__Exercise task__
Copy out each line of the material below with no changes.
==== Records to use
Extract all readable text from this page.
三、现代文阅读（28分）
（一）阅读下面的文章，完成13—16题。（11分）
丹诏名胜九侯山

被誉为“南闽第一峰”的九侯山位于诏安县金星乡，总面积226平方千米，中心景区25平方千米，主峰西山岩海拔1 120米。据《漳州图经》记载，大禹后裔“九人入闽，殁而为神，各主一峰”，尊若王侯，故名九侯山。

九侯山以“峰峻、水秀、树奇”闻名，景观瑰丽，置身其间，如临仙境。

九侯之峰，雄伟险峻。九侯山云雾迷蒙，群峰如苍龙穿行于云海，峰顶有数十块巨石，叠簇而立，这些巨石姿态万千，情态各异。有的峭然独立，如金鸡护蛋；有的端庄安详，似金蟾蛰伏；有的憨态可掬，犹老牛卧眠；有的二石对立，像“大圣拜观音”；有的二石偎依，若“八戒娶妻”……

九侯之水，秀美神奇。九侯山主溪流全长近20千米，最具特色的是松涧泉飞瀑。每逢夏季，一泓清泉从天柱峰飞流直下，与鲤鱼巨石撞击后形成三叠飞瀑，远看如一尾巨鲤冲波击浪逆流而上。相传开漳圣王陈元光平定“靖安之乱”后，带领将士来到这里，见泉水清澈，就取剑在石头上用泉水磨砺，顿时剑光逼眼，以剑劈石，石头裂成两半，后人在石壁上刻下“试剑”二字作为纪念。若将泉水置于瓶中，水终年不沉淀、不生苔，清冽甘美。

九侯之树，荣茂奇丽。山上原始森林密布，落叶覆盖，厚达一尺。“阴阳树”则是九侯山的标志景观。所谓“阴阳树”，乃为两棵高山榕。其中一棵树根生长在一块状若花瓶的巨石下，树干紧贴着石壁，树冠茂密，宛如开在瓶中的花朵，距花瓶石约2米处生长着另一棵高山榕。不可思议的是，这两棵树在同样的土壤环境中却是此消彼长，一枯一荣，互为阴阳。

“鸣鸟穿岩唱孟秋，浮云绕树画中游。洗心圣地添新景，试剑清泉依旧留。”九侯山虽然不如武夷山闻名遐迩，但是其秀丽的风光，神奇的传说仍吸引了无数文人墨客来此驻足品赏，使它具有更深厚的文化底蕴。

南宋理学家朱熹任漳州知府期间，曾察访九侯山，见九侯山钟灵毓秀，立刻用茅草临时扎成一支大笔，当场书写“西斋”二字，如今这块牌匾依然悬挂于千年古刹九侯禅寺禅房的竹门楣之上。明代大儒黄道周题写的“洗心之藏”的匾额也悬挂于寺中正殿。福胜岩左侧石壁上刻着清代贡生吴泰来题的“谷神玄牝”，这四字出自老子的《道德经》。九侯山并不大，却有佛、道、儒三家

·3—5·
========
__Task response__
Extract all readable text from this page.
三、现代文阅读（28分）
（一）阅读下面的文章，完成13—16题。（11分）
丹诏名胜九侯山

被誉为“南闽第一峰”的九侯山位于诏安县金星乡，总面积226平方千米，中心景区25平方千米，主峰西山岩海拔1 120米。据《漳州图经》记载，大禹后裔“九人入闽，殁而为神，各主一峰”，尊若王侯，故名九侯山。

九侯山以“峰峻、水秀、树奇”闻名，景观瑰丽，置身其间，如临仙境。

九侯之峰，雄伟险峻。九侯山云雾迷蒙，群峰如苍龙穿行于云海，峰顶有数十块巨石，叠簇而立，这些巨石姿态万千，情态各异。有的峭然独立，如金鸡护蛋；有的端庄安详，似金蟾蛰伏；有的憨态可掬，犹老牛卧眠；有的二石对立，像“大圣拜观音”；有的二石偎依，若“八戒娶妻”……

九侯之水，秀美神奇。九侯山主溪流全长近20千米，最具特色的是松涧泉飞瀑。每逢夏季，一泓清泉从天柱峰飞流直下，与鲤鱼巨石撞击后形成三叠飞瀑，远看如一尾巨鲤冲波击浪逆流而上。相传开漳圣王陈元光平定“靖安之乱”后，带领将士来到这里，见泉水清澈，就取剑在石头上用泉水磨砺，顿时剑光逼眼，以剑劈石，石头裂成两半，后人在石壁上刻下“试剑”二字作为纪念。若将泉水置于瓶中，水终年不沉淀、不生苔，清冽甘美。

九侯之树，荣茂奇丽。山上原始森林密布，落叶覆盖，厚达一尺。“阴阳树”则是九侯山的标志景观。所谓“阴阳树”，乃为两棵高山榕。其中一棵树根生长在一块状若花瓶的巨石下，树干紧贴着石壁，树冠茂密，宛如开在瓶中的花朵，距花瓶石约2米处生长着另一棵高山榕。不可思议的是，这两棵树在同样的土壤环境中却是此消彼长，一枯一荣，互为阴阳。

“鸣鸟穿岩唱孟秋，浮云绕树画中游。洗心圣地添新景，试剑清泉依旧留。”九侯山虽然不如武夷山闻名遐迩，但是其秀丽的风光，神奇的传说仍吸引了无数文人墨客来此驻足品赏，使它具有更深厚的文化底蕴。

南宋理学家朱熹任漳州知府期间，曾察访九侯山，见九侯山钟灵毓秀，立刻用茅草临时扎成一支大笔，当场书写“西斋”二字，如今这块牌匾依然悬挂于千年古刹九侯禅寺禅房的竹门楣之上。明代大儒黄道周题写的“洗心之藏”的匾额也悬挂于寺中正殿。福胜岩左侧石壁上刻着清代贡生吴泰来题的“谷神玄牝”，这四字出自老子的《道德经》。九侯山并不大，却有佛、道、儒三家

·3—5·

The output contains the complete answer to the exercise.